▸ INPUT ROWS
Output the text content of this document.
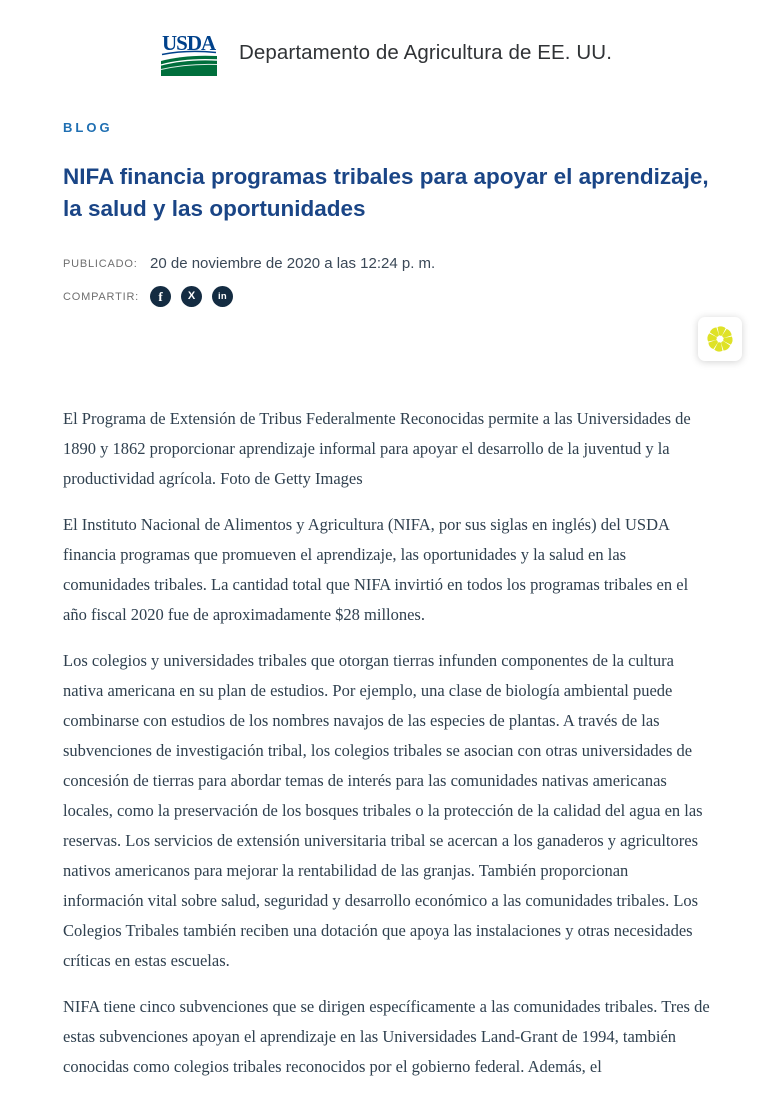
USDA Departamento de Agricultura de EE. UU.
BLOG
NIFA financia programas tribales para apoyar el aprendizaje, la salud y las oportunidades
PUBLICADO: 20 de noviembre de 2020 a las 12:24 p. m.
COMPARTIR:	f X in

El Programa de Extensión de Tribus Federalmente Reconocidas permite a las Universidades de 1890 y 1862 proporcionar aprendizaje informal para apoyar el desarrollo de la juventud y la productividad agrícola. Foto de Getty Images

El Instituto Nacional de Alimentos y Agricultura (NIFA, por sus siglas en inglés) del USDA financia programas que promueven el aprendizaje, las oportunidades y la salud en las comunidades tribales. La cantidad total que NIFA invirtió en todos los programas tribales en el año fiscal 2020 fue de aproximadamente $28 millones.

Los colegios y universidades tribales que otorgan tierras infunden componentes de la cultura nativa americana en su plan de estudios. Por ejemplo, una clase de biología ambiental puede combinarse con estudios de los nombres navajos de las especies de plantas. A través de las subvenciones de investigación tribal, los colegios tribales se asocian con otras universidades de concesión de tierras para abordar temas de interés para las comunidades nativas americanas locales, como la preservación de los bosques tribales o la protección de la calidad del agua en las reservas. Los servicios de extensión universitaria tribal se acercan a los ganaderos y agricultores nativos americanos para mejorar la rentabilidad de las granjas. También proporcionan información vital sobre salud, seguridad y desarrollo económico a las comunidades tribales. Los Colegios Tribales también reciben una dotación que apoya las instalaciones y otras necesidades críticas en estas escuelas.

NIFA tiene cinco subvenciones que se dirigen específicamente a las comunidades tribales. Tres de estas subvenciones apoyan el aprendizaje en las Universidades Land-Grant de 1994, también conocidas como colegios tribales reconocidos por el gobierno federal. Además, el
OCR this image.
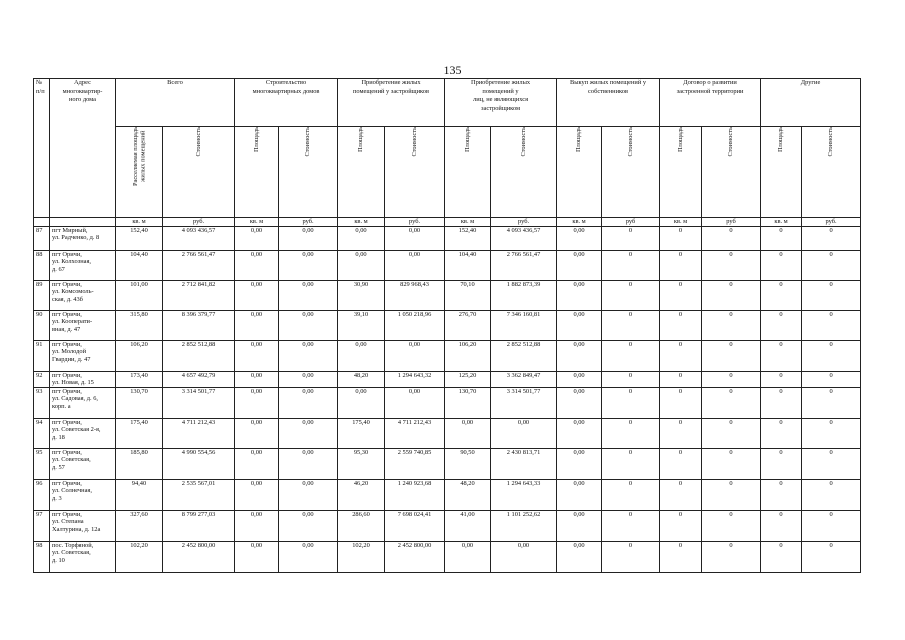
135
№
п/п	Адрес
многоквартир-
ного дома	Всего		Строительство
многоквартирных домов		Приобретение жилых
помещений у застройщиков		Приобретение жилых
помещений у
лиц, не являющихся
застройщиком		Выкуп жилых помещений у
собственников		Договор о развитии
застроенной территории		Другие	

		Расселяемая площадь
жилых помещений	Стоимость	Площадь	Стоимость	Площадь	Стоимость	Площадь	Стоимость	Площадь	Стоимость	Площадь	Стоимость	Площадь	Стоимость

		кв. м	руб.	кв. м	руб.	кв. м	руб.	кв. м	руб.	кв. м	руб	кв. м	руб	кв. м	руб.
87	пгт Мирный,
ул. Радченко, д. 8	152,40	4 093 436,57	0,00	0,00	0,00	0,00	152,40	4 093 436,57	0,00	0	0	0	0	0
88	пгт Оричи,
ул. Колхозная,
д. 67	104,40	2 766 561,47	0,00	0,00	0,00	0,00	104,40	2 766 561,47	0,00	0	0	0	0	0
89	пгт Оричи,
ул. Комсомоль-
ская, д. 43б	101,00	2 712 841,82	0,00	0,00	30,90	829 968,43	70,10	1 882 873,39	0,00	0	0	0	0	0
90	пгт Оричи,
ул. Кооперати-
вная, д. 47	315,80	8 396 379,77	0,00	0,00	39,10	1 050 218,96	276,70	7 346 160,81	0,00	0	0	0	0	0
91	пгт Оричи,
ул. Молодой
Гвардии, д. 47	106,20	2 852 512,88	0,00	0,00	0,00	0,00	106,20	2 852 512,88	0,00	0	0	0	0	0
92	пгт Оричи,
ул. Новая, д. 15	173,40	4 657 492,79	0,00	0,00	48,20	1 294 643,32	125,20	3 362 849,47	0,00	0	0	0	0	0
93	пгт Оричи,
ул. Садовая, д. 6,
корп. а	130,70	3 314 501,77	0,00	0,00	0,00	0,00	130,70	3 314 501,77	0,00	0	0	0	0	0
94	пгт Оричи,
ул. Советская 2-я,
д. 18	175,40	4 711 212,43	0,00	0,00	175,40	4 711 212,43	0,00	0,00	0,00	0	0	0	0	0
95	пгт Оричи,
ул. Советская,
д. 57	185,80	4 990 554,56	0,00	0,00	95,30	2 559 740,85	90,50	2 430 813,71	0,00	0	0	0	0	0
96	пгт Оричи,
ул. Солнечная,
д. 3	94,40	2 535 567,01	0,00	0,00	46,20	1 240 923,68	48,20	1 294 643,33	0,00	0	0	0	0	0
97	пгт Оричи,
ул. Степана
Халтурина, д. 12а	327,60	8 799 277,03	0,00	0,00	286,60	7 698 024,41	41,00	1 101 252,62	0,00	0	0	0	0	0
98	пос. Торфяной,
ул. Советская,
д. 10	102,20	2 452 800,00	0,00	0,00	102,20	2 452 800,00	0,00	0,00	0,00	0	0	0	0	0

▸ TASK TO CARRY OUT
From the entries above, select each line containing the string "tribales".

▸ EXERCISE SOLUTION
NIFA financia programas tribales para apoyar el aprendizaje, la salud y las oportunidades
El Instituto Nacional de Alimentos y Agricultura (NIFA, por sus siglas en inglés) del USDA financia programas que promueven el aprendizaje, las oportunidades y la salud en las comunidades tribales. La cantidad total que NIFA invirtió en todos los programas tribales en el año fiscal 2020 fue de aproximadamente $28 millones.
Los colegios y universidades tribales que otorgan tierras infunden componentes de la cultura nativa americana en su plan de estudios. Por ejemplo, una clase de biología ambiental puede combinarse con estudios de los nombres navajos de las especies de plantas. A través de las subvenciones de investigación tribal, los colegios tribales se asocian con otras universidades de concesión de tierras para abordar temas de interés para las comunidades nativas americanas locales, como la preservación de los bosques tribales o la protección de la calidad del agua en las reservas. Los servicios de extensión universitaria tribal se acercan a los ganaderos y agricultores nativos americanos para mejorar la rentabilidad de las granjas. También proporcionan información vital sobre salud, seguridad y desarrollo económico a las comunidades tribales. Los Colegios Tribales también reciben una dotación que apoya las instalaciones y otras necesidades críticas en estas escuelas.
NIFA tiene cinco subvenciones que se dirigen específicamente a las comunidades tribales. Tres de estas subvenciones apoyan el aprendizaje en las Universidades Land-Grant de 1994, también conocidas como colegios tribales reconocidos por el gobierno federal. Además, el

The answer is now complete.